▶ **ENTRIES PROVIDED**
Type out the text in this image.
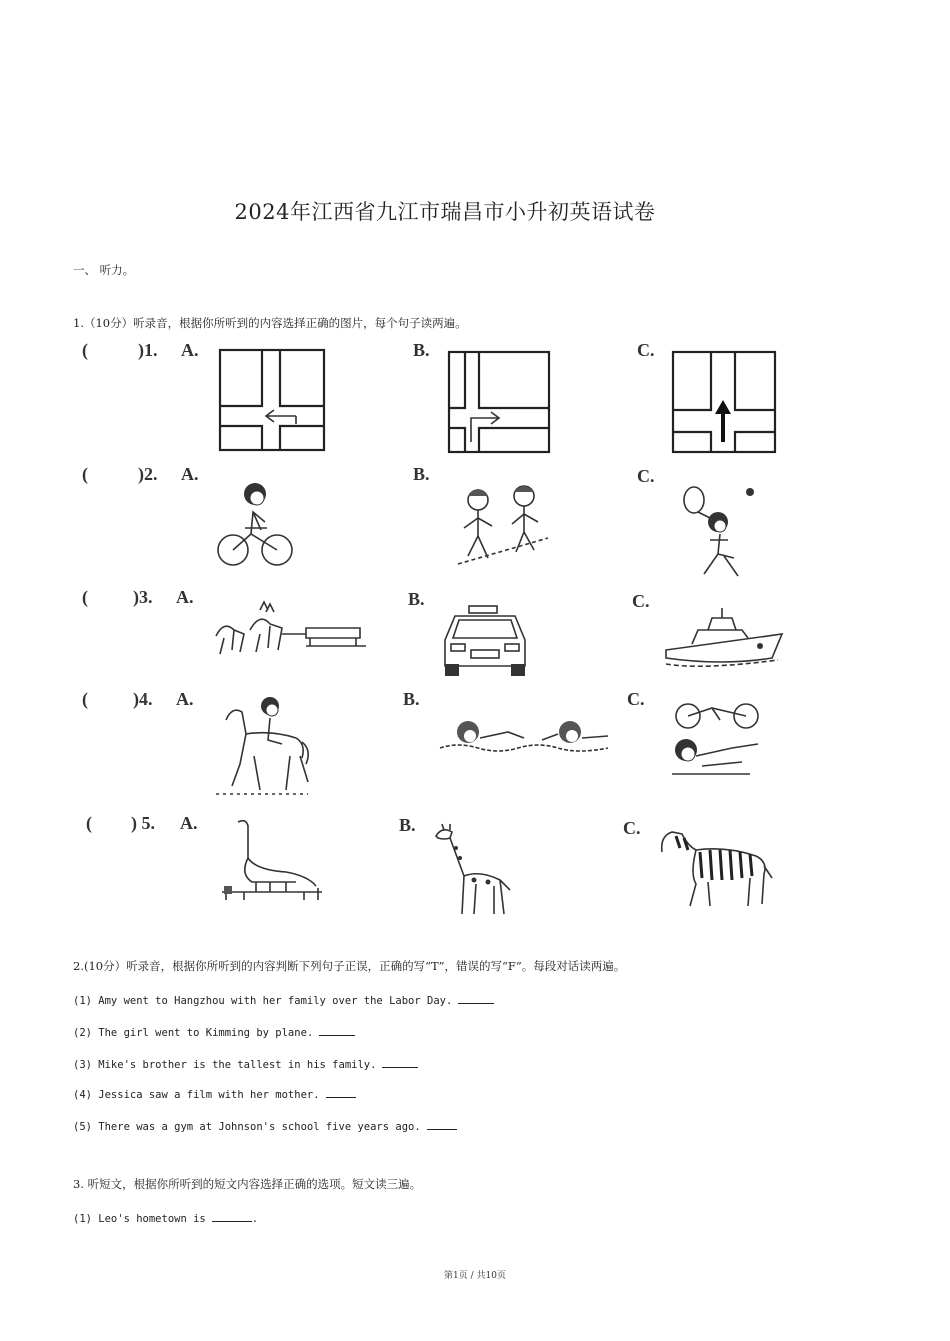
2024年江西省九江市瑞昌市小升初英语试卷
一、 听力。
1.（10分）听录音，根据你所听到的内容选择正确的图片，每个句子读两遍。
(	)1. A.	B.	C.
(	)2. A.	B.	C.
(	)3. A.	B.	C.
(	)4. A.	B.	C.
( ) 5. A.	B.	C.
2.(10分）听录音，根据你所听到的内容判断下列句子正误，正确的写“T”，错误的写“F”。每段对话读两遍。
(1) Amy went to Hangzhou with her family over the Labor Day.
(2) The girl went to Kimming by plane.
(3) Mike's brother is the tallest in his family.
(4) Jessica saw a film with her mother.
(5) There was a gym at Johnson's school five years ago.
3. 听短文，根据你所听到的短文内容选择正确的选项。短文读三遍。
(1) Leo's hometown is	.
第1页 / 共10页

▶ **STATED GOAL**
Write the entries above out in full, exactly, with no images.

▶ **THE SOLUTION**
Type out the text in this image.
2024年江西省九江市瑞昌市小升初英语试卷
一、 听力。
1.（10分）听录音，根据你所听到的内容选择正确的图片，每个句子读两遍。
(	)1. A.	B.	C.
(	)2. A.	B.	C.
(	)3. A.	B.	C.
(	)4. A.	B.	C.
( ) 5. A.	B.	C.
2.(10分）听录音，根据你所听到的内容判断下列句子正误，正确的写“T”，错误的写“F”。每段对话读两遍。
(1) Amy went to Hangzhou with her family over the Labor Day.
(2) The girl went to Kimming by plane.
(3) Mike's brother is the tallest in his family.
(4) Jessica saw a film with her mother.
(5) There was a gym at Johnson's school five years ago.
3. 听短文，根据你所听到的短文内容选择正确的选项。短文读三遍。
(1) Leo's hometown is	.
第1页 / 共10页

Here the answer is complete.